> [Excerpt]:
= = = =

A. The Huaxia people have higher avg IQ than the Europeans, and Huaxia is a completely different civilization from Euro, thus Euro-centric logic you and your pals have may, or may not at all, have a clue on Huaxia logic, and

B. you have shown little or no credibility on anything Chinese as Panda sees so far(and sub-cultures of the East like Korean and Japanese as well for that matter), neither in language, nor on culture, nor on history which btw goes more than 300 years.

The lack of above must-have minimum knowledge could potentially make some of your related points, that otherwise could become revelvent or even powerful, mute at best or misleading as usual.

Of course Panda is talking about high standard, unless you're happy with some Lukes of course.

Should you plan to do so, Panda would recommend Needham Research Institute at Oxford, (but don't mistaken it with China Centre of Oxford which is a kindergarden, lol, ) - the only English-speaking and more or less competent insititution on the subject in the Western hemisphere that makes its Harvard/Yale counterpart look like a joke.

Bow out for now.

Santoculto said...

Panda = troll.


I'm soooooooooooo damnb


Chine-me pandito.

Santoculto said...

Educated Panda

I do not know who you are, but besides accuse us of supremacists, you also accuse me of being 'educated'.

Buy a mirror made ​​in china for you.

I'm pretty sure Luke Lea is much smarter than you. I wish someday I could match myself to intelligence this man.

Please, darling, I'm waiting for your answers, I know it will be extremely intelligent, on each point of my comment not very smart.

Anonymous said...

As usual, it is a delight to read your blog, Peter. There is always something interesting to learn or to think about. This does not mean that I agree with everything you say.

In this post, your assumptions produce your conclusion. You start from a moral relativistic point of view and end up with the conclusion of moral relativism (in your own words, "morality" will always be population-dependent). You draw a full circle.

= = = =

> [Stored data]:

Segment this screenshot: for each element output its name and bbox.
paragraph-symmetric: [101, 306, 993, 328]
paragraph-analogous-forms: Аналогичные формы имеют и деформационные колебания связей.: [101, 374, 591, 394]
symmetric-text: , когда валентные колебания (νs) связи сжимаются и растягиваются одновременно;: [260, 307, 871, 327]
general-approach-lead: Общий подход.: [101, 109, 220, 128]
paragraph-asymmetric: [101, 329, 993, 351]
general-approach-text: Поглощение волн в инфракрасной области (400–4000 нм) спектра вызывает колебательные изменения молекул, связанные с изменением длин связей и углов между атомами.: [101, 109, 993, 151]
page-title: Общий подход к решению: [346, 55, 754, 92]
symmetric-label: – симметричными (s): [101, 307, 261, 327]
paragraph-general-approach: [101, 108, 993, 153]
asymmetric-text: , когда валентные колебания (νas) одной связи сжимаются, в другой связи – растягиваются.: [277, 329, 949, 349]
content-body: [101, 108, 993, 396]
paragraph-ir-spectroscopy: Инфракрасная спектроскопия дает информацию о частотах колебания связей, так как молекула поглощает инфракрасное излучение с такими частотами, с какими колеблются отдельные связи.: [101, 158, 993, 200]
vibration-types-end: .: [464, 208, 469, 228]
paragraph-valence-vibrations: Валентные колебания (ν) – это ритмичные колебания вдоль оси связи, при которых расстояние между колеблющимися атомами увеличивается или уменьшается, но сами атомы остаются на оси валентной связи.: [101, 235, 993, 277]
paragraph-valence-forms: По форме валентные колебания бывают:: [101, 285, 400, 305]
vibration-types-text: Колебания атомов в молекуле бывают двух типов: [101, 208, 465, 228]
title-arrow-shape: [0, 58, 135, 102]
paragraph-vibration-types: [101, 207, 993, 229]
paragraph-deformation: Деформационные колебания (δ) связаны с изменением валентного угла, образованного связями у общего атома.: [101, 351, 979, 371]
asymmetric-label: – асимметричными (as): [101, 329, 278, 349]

= = = =

> [Requirements]:
A - Decide whether each statement agrees with the comment thread, answering yes or no and quoting the words that settle it: (i) the first commenter recommends the Needham Research Institute at Oxford; (ii) Santoculto considers Luke Lea less intelligent than Panda; (iii) the Anonymous commenter agrees with everything Peter says.
B - Pick up the comment thread on moral relativism after its final sentence and continue it.
The entries come from a separate source and are unrelated to the comment thread.

> [The answers]:
A -
(i) Yes: "Panda would recommend Needham Research Institute at Oxford"
(ii) No: "I'm pretty sure Luke Lea is much smarter than you."
(iii) No: "This does not mean that I agree with everything you say."

B -
You define "natural law" as "morality which all human groups agree upon". This is a subjective definition of natural law (that is, relative to the opinion of the human group and hence relativistic). Since many moral rules are not agreed upon universally (although some of them are), you conclude that there is no natural law. QED.

But "natural law", as defined by the ones who believe in it is something objective. I know that your metaphysical assumptions (naturalism, nominalism, etc.) make this hard to swallow by you but this is the meaning of the term.

In fact, people who think natural law is real accept these differences of morality between human groups and even suggest mechanisms by which these differences arise (as you have explained with Aquinas). Although Aquinas' society was Christian, the morality of the Jewish and the morality of ancient Rome was well known.

Starting from the meaning of the term "natural law" as objective, the fact that there are disagreements about natural law does not prove that does not exist, only that it is not evident.

Yes, British people thought sati was wrong and Indian people thought was right. So what? Natural law assumes that there is a valid answer which is defined objectively and is binding for all humans. So one of these opinions is wrong.

The same way, British people thought that the sun was a giant ball of hydrogen and other people thought it had a divine nature. So what? This does not mean that the Sun did not have a nature. Only that different people disagreed about its nature (hydrogen or divine).

Of course, you can deny that natural law exists, as something objective. But the fact that morality varies between human groups is not an argument against the existence of natural law. You would have to use other arguments to prove that.

Finally, when you reach the conclusion (wrongly in my opinion, as I have said) that there is not such thing as natural law and objective morality and that morality is population dependent, you end up contradicting yourself.

While sati has no justification anywhere on this planet...

Why not? If morality is population-dependent, as you claim, there is no reason to forbid sati to a population that believes it is right.

"X has no justification anywhere on this planet" is an statement about objective morality (it means "X is not moral, regardless of culture") and you don't believe in that.

Since there is no objective morality, it boils down to differences of opinion. We should allow, for example, sati or killing a man because it is an apostate of Islam ( ).


Anonymous said...

By the way, excuses for my bad use of English above. I am a foreigner and English is hard for me.

For example,

"killing a man because it is an apostate of Islam "

should read

"killing a man because HE is an apostate of Islam "


Panda@War said...


What you believe has flattered Panda. Panda appreciates it. You and your pal's responses, no matter long or short, have given Panda much encouragements as expected.

BTW, arguablely the world's first highly polishable sophisticated mirrors were made-in-China as well, isn't it amazing?

Buy a made-in-China mirror? What mirror? You and Luke ARE Panda's mirror, can't you see? Panda thank you again.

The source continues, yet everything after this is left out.